[Exercise data start]
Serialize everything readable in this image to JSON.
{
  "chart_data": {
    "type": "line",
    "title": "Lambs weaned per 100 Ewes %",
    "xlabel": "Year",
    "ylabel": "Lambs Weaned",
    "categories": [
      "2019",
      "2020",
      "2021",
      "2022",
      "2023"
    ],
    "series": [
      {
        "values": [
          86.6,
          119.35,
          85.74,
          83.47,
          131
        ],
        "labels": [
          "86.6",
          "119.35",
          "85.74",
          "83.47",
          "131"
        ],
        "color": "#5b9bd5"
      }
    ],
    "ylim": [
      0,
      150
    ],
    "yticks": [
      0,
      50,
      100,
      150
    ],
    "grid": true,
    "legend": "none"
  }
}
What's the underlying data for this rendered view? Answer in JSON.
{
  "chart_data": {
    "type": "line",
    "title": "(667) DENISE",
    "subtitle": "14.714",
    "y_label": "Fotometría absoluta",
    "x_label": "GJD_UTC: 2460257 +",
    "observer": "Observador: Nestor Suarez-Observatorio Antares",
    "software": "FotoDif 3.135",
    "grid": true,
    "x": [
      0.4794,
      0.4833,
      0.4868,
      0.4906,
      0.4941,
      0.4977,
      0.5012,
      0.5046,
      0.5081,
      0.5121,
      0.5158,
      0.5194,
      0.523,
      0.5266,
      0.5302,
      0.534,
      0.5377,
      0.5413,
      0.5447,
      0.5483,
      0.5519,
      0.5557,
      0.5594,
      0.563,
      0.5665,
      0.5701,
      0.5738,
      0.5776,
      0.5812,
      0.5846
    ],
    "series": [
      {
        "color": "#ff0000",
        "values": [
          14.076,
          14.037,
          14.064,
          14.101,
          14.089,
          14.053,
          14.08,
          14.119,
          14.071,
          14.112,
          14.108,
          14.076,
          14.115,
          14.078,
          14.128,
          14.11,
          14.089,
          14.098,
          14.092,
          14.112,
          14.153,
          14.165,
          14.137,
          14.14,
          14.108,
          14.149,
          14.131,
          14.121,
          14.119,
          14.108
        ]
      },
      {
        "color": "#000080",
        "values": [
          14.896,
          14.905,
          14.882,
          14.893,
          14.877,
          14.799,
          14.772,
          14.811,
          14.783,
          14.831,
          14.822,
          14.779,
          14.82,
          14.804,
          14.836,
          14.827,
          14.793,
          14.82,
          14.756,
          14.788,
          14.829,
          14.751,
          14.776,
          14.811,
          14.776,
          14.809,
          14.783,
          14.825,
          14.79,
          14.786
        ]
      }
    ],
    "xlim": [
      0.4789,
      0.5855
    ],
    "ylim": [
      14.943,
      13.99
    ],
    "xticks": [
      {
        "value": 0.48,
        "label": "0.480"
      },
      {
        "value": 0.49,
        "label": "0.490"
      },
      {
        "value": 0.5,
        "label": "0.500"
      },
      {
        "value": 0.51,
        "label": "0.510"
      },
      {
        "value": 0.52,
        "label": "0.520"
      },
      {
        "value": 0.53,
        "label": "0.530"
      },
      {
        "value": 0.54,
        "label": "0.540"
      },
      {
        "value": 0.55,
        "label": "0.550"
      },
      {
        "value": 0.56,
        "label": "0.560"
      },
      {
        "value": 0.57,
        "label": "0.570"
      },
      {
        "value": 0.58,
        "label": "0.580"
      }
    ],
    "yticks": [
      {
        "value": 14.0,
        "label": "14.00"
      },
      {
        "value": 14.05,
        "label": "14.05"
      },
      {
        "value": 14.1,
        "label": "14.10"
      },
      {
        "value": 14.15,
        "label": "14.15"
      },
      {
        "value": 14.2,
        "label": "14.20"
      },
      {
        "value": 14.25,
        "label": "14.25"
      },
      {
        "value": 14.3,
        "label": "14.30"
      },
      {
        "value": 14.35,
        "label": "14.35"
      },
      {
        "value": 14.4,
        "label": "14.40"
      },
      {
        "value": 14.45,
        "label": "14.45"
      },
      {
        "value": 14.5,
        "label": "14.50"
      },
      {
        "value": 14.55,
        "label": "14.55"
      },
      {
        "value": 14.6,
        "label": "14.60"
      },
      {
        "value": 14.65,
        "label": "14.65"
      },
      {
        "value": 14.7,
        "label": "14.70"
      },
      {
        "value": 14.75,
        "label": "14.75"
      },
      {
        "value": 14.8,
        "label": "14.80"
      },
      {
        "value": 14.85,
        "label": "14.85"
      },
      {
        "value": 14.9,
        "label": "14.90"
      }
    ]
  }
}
[Exercise data end]
# Task details
Only a number is wanted here: how many lines in the data above include the string "this"?

# Answer in full
2